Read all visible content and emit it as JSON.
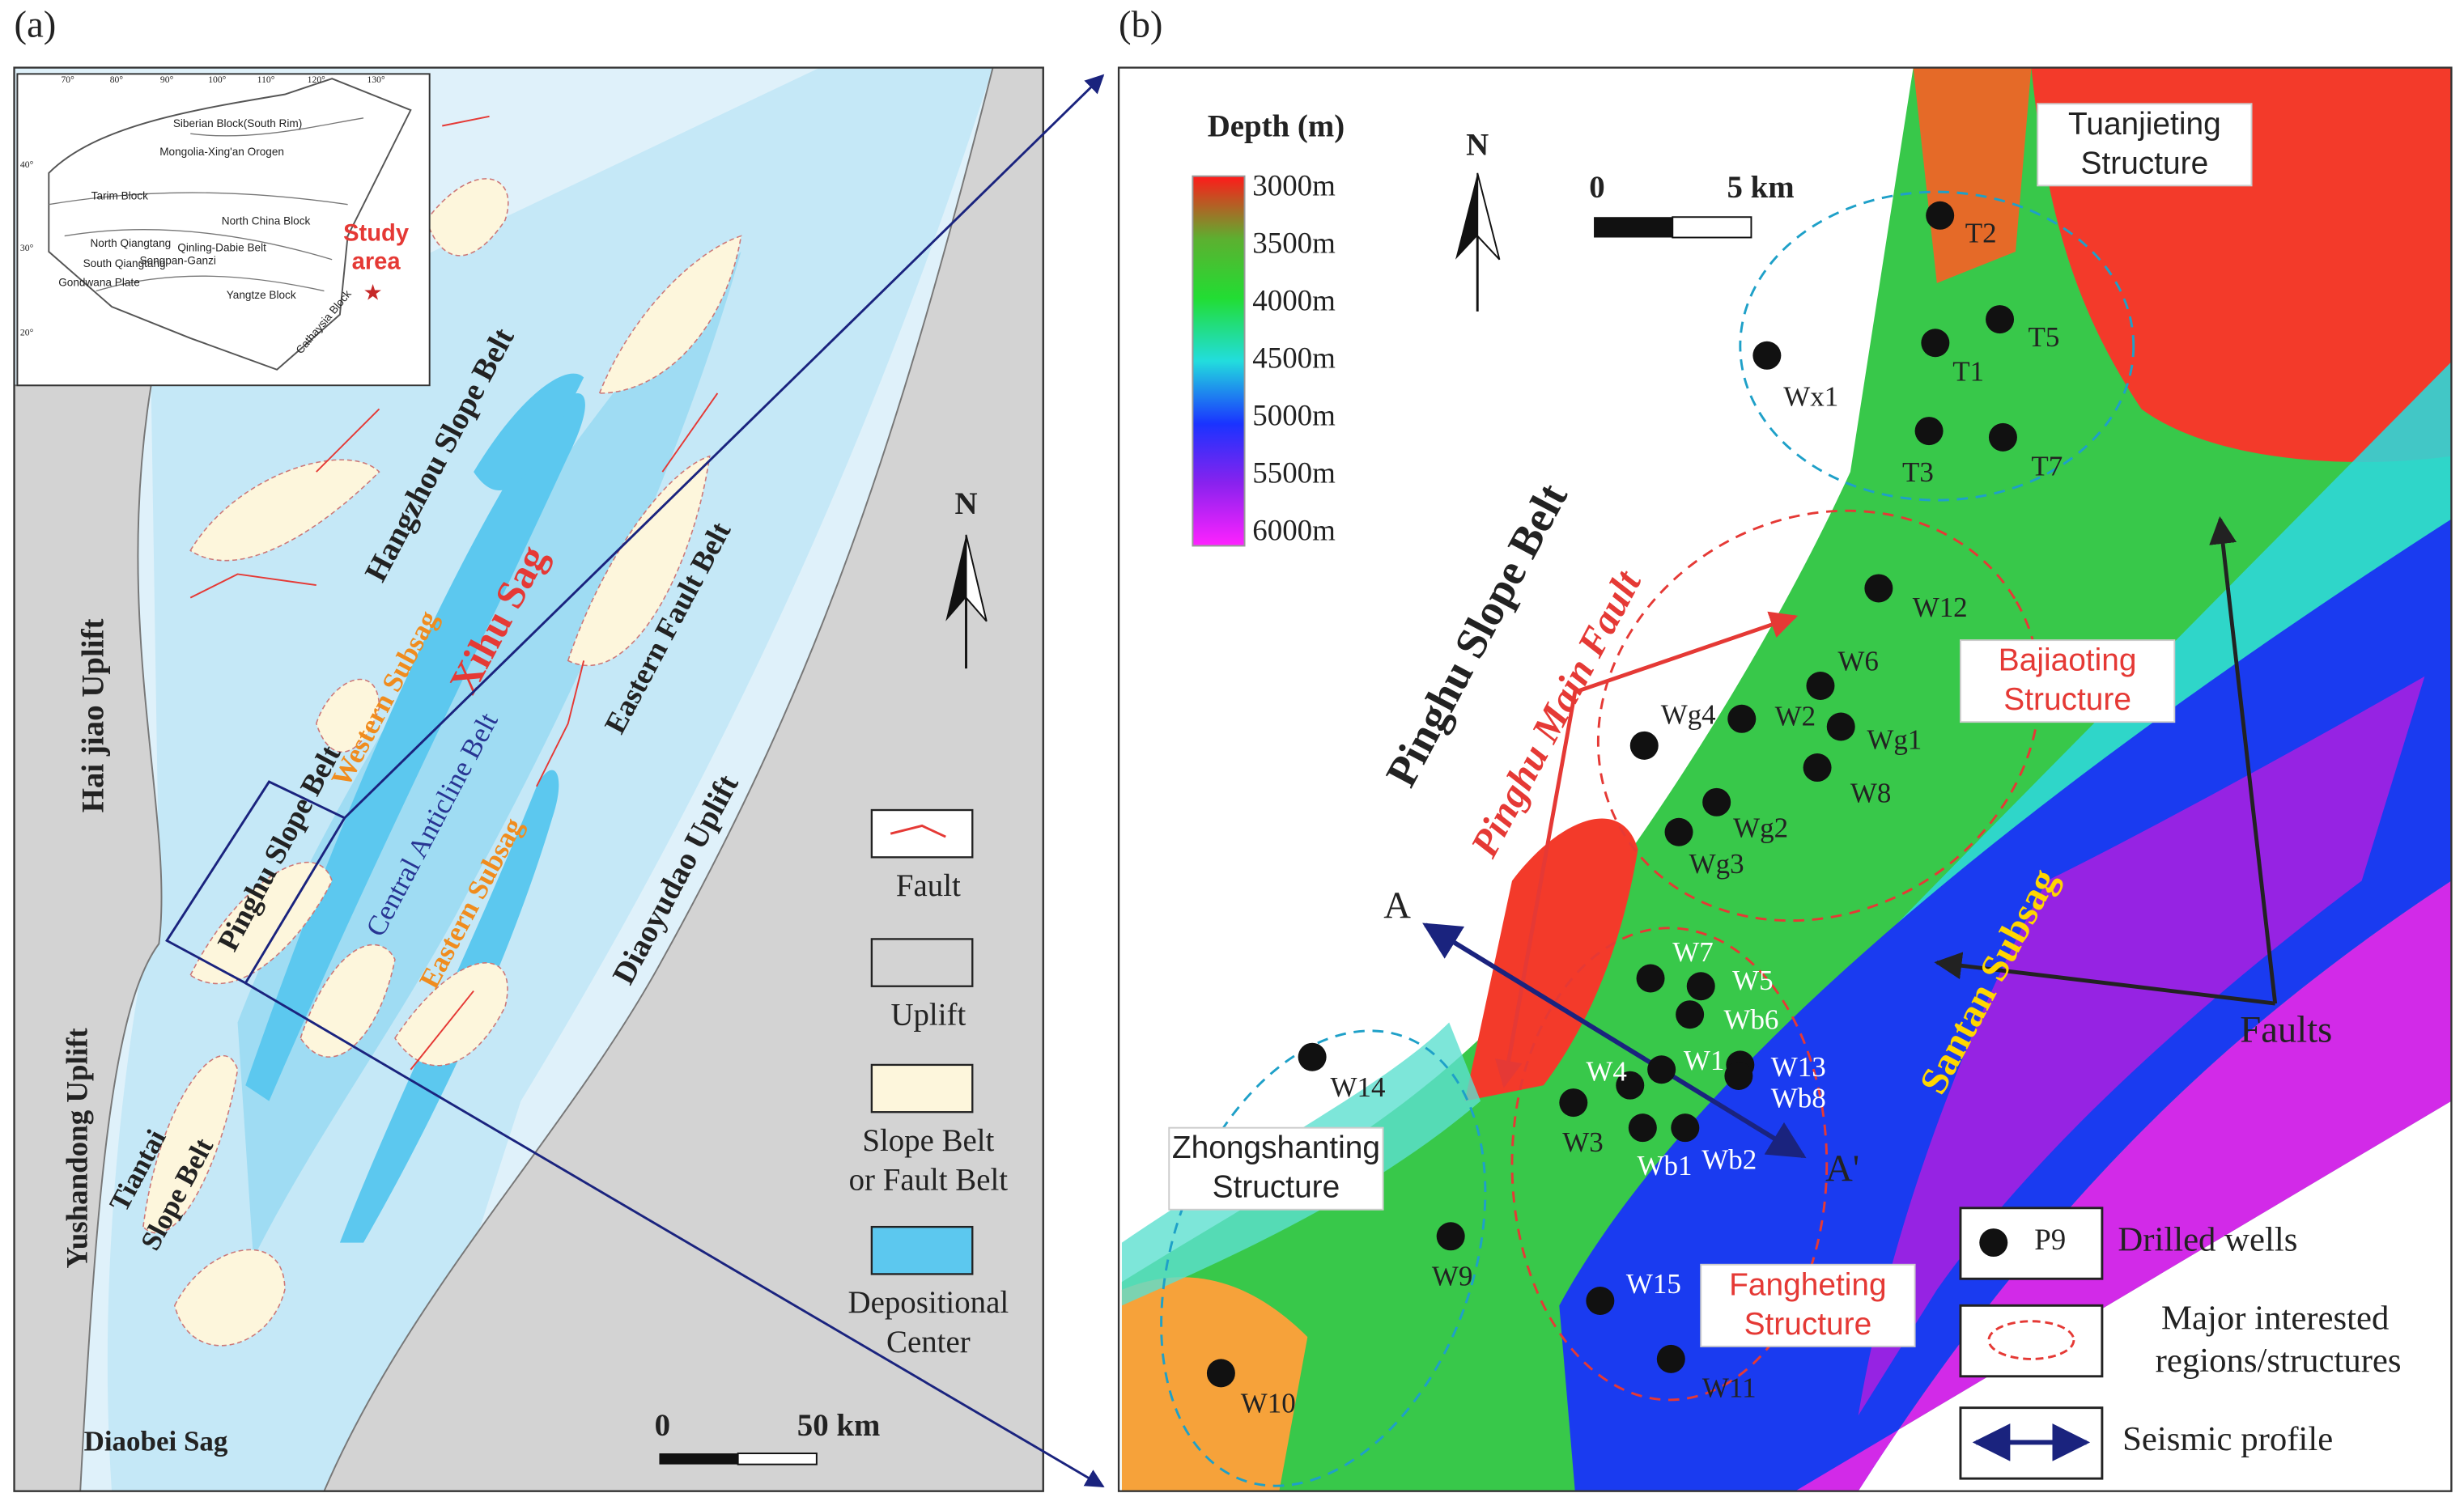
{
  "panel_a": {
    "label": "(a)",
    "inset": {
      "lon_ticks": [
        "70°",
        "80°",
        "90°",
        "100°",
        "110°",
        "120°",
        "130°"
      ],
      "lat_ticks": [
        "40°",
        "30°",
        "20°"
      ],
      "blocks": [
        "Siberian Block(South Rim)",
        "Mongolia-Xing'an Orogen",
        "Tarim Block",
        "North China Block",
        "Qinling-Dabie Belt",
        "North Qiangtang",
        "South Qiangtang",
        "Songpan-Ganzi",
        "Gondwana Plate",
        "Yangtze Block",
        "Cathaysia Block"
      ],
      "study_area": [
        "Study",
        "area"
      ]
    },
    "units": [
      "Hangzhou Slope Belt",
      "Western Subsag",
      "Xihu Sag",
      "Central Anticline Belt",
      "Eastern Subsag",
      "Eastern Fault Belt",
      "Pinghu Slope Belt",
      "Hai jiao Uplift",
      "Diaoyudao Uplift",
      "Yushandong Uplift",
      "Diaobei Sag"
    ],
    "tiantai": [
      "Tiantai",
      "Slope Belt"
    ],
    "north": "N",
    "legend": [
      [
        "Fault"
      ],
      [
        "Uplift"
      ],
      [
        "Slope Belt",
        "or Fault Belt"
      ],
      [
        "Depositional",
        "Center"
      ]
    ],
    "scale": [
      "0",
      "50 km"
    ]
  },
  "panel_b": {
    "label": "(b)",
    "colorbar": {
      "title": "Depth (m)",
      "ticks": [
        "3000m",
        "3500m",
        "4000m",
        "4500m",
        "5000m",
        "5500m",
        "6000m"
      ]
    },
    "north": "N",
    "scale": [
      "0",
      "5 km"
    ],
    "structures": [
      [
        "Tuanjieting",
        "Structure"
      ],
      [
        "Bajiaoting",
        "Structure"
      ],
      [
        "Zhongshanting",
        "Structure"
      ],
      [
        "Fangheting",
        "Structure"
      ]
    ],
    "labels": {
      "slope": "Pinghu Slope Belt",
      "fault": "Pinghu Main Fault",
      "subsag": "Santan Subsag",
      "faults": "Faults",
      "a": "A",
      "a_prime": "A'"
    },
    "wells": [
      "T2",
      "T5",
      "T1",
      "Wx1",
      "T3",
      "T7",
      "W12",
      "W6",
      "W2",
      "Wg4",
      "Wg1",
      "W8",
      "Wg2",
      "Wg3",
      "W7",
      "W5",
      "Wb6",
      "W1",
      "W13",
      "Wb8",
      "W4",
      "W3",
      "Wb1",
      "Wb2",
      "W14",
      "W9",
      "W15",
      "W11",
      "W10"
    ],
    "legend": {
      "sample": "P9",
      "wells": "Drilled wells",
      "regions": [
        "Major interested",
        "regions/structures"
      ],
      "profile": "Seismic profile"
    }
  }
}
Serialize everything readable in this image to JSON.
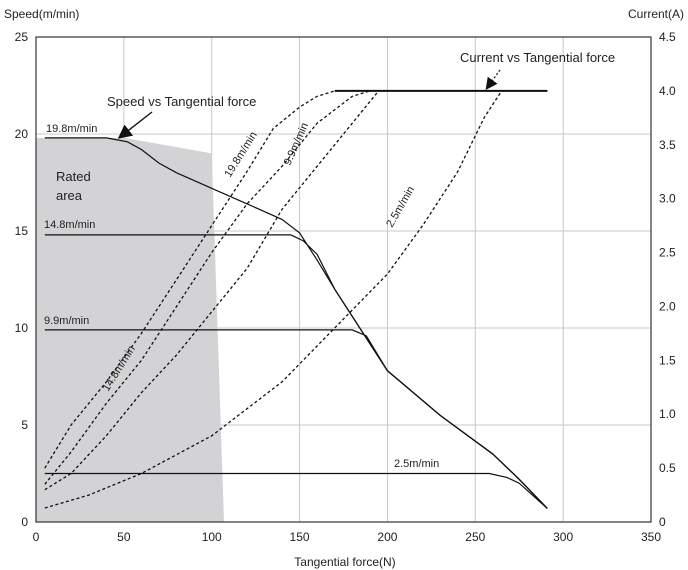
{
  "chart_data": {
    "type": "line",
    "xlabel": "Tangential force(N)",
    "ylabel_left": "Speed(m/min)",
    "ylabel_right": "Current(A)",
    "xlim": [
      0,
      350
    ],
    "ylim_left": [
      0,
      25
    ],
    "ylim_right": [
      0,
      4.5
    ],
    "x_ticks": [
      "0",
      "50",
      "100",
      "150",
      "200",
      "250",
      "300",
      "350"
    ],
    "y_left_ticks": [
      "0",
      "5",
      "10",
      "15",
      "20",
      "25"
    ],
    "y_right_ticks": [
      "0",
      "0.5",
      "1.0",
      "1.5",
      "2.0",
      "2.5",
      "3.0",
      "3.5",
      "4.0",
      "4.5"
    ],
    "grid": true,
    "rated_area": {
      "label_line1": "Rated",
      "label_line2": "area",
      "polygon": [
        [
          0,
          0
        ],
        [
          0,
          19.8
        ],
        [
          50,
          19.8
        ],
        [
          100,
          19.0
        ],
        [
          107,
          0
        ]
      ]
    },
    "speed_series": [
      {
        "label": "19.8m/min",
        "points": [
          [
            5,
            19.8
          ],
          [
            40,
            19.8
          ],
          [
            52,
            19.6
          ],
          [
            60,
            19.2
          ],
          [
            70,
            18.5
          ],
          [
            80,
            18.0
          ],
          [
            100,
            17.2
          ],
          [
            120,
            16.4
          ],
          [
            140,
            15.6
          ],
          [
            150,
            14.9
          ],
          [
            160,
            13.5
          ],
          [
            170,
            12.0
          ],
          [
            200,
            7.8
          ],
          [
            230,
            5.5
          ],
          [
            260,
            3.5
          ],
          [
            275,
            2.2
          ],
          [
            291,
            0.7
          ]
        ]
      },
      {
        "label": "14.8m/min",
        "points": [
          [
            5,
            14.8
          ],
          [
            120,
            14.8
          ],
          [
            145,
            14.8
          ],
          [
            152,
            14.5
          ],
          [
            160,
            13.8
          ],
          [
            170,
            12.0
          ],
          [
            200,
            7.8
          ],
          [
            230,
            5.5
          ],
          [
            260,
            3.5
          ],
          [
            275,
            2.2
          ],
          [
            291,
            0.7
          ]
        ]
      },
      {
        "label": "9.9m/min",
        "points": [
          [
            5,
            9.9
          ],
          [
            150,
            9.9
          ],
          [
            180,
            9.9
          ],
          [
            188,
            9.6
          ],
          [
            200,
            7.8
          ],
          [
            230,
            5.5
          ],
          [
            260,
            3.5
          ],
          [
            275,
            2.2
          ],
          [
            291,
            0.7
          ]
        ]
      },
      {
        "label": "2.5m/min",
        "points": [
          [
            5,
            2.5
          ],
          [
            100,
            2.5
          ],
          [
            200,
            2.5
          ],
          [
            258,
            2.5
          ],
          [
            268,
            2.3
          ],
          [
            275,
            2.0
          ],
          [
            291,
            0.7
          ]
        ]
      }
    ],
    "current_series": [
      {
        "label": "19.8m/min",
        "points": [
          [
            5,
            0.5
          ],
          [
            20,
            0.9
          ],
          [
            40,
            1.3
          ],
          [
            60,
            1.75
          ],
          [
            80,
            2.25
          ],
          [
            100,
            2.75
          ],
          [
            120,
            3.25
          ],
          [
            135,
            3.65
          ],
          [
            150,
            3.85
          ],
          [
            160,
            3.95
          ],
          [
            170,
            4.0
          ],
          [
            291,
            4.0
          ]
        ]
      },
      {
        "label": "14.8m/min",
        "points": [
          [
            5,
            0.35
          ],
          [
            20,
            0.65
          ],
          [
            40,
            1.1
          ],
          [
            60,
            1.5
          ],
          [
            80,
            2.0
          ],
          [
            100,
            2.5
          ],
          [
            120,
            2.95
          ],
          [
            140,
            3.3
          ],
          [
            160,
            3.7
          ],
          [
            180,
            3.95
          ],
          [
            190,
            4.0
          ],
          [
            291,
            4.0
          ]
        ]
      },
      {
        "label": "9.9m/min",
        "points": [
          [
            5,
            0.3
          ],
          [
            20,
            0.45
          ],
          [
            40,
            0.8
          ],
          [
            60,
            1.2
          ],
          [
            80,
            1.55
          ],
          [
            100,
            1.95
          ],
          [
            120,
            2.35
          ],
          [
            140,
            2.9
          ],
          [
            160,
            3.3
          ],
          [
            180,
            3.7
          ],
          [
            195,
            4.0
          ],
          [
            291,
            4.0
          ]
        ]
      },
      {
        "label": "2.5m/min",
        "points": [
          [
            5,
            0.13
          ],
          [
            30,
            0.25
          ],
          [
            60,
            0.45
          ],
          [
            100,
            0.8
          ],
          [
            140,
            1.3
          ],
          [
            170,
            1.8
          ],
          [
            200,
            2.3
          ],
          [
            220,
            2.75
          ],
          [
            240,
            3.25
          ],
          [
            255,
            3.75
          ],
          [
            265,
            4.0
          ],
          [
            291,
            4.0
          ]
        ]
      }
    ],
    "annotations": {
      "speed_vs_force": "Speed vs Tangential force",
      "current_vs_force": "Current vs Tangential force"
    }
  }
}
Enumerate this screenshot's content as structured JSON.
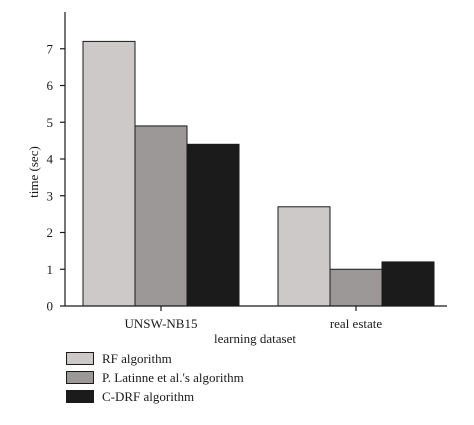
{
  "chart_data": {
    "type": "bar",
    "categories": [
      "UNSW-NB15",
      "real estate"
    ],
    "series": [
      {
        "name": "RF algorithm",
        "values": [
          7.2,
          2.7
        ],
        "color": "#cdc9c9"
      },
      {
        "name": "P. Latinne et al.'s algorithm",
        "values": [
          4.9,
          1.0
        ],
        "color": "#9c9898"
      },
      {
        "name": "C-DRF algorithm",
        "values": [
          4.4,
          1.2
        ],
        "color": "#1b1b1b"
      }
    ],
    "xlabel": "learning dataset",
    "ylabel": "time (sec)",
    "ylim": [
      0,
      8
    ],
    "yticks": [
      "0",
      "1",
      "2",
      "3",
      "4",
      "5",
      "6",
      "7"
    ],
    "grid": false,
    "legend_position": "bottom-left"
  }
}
+++++
◆ WORK TO DO ◆
In the records above, collect each line with "Uplift".

◆ OUTPUT OF THE EXERCISE ◆
      "Hai jiao Uplift",
      "Diaoyudao Uplift",
      "Yushandong Uplift",
        "Uplift"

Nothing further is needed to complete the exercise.